### Exercise aim
Among the entries below, find the lines with "三个代表" and copy them.
........
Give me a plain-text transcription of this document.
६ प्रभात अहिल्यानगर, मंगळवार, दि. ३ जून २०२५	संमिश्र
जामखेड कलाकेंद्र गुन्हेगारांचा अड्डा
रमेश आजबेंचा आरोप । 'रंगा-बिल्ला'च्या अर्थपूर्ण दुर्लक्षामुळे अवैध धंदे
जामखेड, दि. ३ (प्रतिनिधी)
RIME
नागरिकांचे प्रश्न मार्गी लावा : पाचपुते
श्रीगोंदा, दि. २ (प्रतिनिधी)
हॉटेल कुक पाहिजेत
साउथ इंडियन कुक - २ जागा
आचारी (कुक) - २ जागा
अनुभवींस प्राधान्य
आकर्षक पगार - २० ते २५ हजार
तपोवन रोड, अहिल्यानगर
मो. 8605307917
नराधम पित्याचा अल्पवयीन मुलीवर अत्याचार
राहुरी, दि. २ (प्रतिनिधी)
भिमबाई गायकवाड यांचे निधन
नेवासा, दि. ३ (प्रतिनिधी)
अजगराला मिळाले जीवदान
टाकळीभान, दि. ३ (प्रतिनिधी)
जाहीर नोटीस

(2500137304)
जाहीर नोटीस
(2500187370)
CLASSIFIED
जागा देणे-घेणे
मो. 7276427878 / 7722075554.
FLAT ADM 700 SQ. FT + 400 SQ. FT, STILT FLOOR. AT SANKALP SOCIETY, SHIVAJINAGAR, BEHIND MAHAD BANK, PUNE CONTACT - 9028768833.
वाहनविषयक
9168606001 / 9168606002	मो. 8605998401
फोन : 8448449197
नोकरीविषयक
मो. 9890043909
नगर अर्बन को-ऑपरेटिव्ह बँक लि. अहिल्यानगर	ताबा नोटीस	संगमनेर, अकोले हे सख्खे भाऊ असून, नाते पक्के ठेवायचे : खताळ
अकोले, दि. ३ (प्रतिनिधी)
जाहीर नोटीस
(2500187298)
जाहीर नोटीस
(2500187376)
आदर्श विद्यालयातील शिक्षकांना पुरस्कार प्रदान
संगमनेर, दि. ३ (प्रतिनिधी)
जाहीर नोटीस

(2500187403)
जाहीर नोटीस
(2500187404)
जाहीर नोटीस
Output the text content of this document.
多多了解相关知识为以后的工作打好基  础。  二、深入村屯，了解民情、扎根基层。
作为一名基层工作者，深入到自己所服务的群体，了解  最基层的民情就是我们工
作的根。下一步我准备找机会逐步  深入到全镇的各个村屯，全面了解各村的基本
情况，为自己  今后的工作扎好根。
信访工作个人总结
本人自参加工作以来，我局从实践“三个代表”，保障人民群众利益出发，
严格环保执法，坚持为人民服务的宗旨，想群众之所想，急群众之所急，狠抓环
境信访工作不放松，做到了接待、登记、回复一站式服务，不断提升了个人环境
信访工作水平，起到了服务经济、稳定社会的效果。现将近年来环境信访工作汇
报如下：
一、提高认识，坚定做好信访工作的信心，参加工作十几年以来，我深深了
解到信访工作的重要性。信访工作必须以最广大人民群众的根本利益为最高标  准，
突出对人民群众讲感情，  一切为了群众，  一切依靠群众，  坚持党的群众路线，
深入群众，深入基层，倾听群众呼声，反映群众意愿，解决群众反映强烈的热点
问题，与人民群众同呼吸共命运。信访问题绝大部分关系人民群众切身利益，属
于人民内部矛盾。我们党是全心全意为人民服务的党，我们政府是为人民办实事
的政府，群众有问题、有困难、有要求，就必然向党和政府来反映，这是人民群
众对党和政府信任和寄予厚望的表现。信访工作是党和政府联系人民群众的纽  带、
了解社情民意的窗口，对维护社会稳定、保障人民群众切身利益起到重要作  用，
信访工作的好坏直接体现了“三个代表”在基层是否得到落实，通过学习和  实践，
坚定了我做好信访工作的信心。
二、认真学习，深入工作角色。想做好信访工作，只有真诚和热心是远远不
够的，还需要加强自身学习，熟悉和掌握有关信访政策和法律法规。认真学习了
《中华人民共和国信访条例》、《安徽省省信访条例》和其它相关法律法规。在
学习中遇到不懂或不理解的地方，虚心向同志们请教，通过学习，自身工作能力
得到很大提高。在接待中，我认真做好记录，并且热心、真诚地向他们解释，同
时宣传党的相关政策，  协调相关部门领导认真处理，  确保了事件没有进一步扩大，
........
### Answer to the exercise
本人自参加工作以来，我局从实践“三个代表”，保障人民群众利益出发，
信访工作的好坏直接体现了“三个代表”在基层是否得到落实，通过学习和  实践，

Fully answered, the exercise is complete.